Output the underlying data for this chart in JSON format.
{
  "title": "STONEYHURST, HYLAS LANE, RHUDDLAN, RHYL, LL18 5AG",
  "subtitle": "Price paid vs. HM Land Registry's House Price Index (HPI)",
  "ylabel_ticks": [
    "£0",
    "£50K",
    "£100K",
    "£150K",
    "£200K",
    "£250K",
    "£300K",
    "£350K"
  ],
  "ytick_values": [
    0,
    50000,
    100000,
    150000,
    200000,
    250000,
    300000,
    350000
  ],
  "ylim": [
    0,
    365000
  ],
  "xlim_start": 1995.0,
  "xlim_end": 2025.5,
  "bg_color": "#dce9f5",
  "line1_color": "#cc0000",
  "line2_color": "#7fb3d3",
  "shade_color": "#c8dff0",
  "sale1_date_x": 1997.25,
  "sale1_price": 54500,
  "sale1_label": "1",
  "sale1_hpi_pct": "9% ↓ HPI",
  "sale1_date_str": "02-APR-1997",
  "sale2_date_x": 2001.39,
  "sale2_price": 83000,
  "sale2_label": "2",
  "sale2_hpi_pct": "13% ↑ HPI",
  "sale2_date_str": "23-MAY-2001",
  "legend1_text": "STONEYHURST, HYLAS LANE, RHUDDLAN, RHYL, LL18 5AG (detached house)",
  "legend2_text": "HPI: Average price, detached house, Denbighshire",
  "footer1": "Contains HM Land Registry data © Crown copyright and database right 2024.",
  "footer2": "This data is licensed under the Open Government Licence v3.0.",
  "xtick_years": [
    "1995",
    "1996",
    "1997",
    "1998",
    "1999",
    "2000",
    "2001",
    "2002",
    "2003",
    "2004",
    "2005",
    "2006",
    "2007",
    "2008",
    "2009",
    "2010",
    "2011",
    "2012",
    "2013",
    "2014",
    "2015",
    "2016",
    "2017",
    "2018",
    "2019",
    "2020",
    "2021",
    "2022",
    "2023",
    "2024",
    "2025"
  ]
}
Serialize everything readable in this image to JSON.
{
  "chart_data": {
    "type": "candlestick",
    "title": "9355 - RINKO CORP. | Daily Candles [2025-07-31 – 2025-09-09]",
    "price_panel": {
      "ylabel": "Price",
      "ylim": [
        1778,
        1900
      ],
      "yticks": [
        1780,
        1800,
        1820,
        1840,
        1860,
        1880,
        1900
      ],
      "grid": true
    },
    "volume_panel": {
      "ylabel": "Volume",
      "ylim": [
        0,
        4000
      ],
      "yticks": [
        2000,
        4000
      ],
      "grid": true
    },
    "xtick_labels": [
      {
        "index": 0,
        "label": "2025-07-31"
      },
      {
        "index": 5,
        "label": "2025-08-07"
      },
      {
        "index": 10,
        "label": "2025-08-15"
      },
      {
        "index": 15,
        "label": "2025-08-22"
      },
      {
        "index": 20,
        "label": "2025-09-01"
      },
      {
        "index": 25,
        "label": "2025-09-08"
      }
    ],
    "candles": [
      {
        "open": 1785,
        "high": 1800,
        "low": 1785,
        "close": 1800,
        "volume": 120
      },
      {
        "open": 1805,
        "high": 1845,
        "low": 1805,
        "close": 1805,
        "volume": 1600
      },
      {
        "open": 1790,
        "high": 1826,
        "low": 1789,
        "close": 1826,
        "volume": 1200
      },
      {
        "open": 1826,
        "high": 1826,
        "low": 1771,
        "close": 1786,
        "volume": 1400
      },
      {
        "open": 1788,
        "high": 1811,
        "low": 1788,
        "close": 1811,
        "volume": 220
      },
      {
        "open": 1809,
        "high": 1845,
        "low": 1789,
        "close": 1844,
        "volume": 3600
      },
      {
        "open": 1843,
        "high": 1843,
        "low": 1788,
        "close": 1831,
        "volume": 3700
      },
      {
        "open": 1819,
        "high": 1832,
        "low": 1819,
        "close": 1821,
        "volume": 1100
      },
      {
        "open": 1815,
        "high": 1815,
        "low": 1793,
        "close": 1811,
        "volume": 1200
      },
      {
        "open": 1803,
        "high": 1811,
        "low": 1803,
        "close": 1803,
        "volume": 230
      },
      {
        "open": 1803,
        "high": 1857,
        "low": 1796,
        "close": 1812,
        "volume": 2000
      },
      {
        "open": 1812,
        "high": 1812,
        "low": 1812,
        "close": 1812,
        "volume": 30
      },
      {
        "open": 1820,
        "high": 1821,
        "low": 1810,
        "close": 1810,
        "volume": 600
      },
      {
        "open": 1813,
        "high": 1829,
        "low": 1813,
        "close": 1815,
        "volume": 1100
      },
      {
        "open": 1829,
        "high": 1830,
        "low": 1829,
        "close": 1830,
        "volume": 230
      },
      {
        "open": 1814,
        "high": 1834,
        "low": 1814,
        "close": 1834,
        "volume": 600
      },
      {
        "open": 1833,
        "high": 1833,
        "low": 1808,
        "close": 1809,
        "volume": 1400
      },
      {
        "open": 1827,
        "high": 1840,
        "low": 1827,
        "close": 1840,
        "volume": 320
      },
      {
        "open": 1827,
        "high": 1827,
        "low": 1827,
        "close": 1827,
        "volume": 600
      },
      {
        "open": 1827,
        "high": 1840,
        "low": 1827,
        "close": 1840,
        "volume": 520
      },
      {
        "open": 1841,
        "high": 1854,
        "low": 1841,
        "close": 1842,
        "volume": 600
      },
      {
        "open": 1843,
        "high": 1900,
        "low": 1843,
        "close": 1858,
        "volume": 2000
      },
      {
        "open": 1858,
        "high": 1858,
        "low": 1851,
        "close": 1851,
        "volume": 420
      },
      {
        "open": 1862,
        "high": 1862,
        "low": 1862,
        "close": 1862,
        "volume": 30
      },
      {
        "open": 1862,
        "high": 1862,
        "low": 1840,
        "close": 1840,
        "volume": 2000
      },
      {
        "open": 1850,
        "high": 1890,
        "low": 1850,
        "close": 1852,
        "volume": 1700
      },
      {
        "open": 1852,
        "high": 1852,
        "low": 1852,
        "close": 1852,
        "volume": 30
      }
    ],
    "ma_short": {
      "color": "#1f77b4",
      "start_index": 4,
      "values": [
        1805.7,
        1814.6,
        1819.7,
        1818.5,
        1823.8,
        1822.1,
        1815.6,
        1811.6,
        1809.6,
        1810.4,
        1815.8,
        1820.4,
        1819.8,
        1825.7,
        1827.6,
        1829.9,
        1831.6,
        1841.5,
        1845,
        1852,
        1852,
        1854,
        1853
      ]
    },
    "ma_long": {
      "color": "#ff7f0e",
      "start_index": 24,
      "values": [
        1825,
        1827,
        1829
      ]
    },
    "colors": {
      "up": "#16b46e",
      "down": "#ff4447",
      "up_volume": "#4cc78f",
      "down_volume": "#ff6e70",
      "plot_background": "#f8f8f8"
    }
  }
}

(STATED EXERCISE) For the listing above, identify each line bearing "LANE".

(EXERCISE OUTPUT)
  "title": "STONEYHURST, HYLAS LANE, RHUDDLAN, RHYL, LL18 5AG",
  "legend1_text": "STONEYHURST, HYLAS LANE, RHUDDLAN, RHYL, LL18 5AG (detached house)",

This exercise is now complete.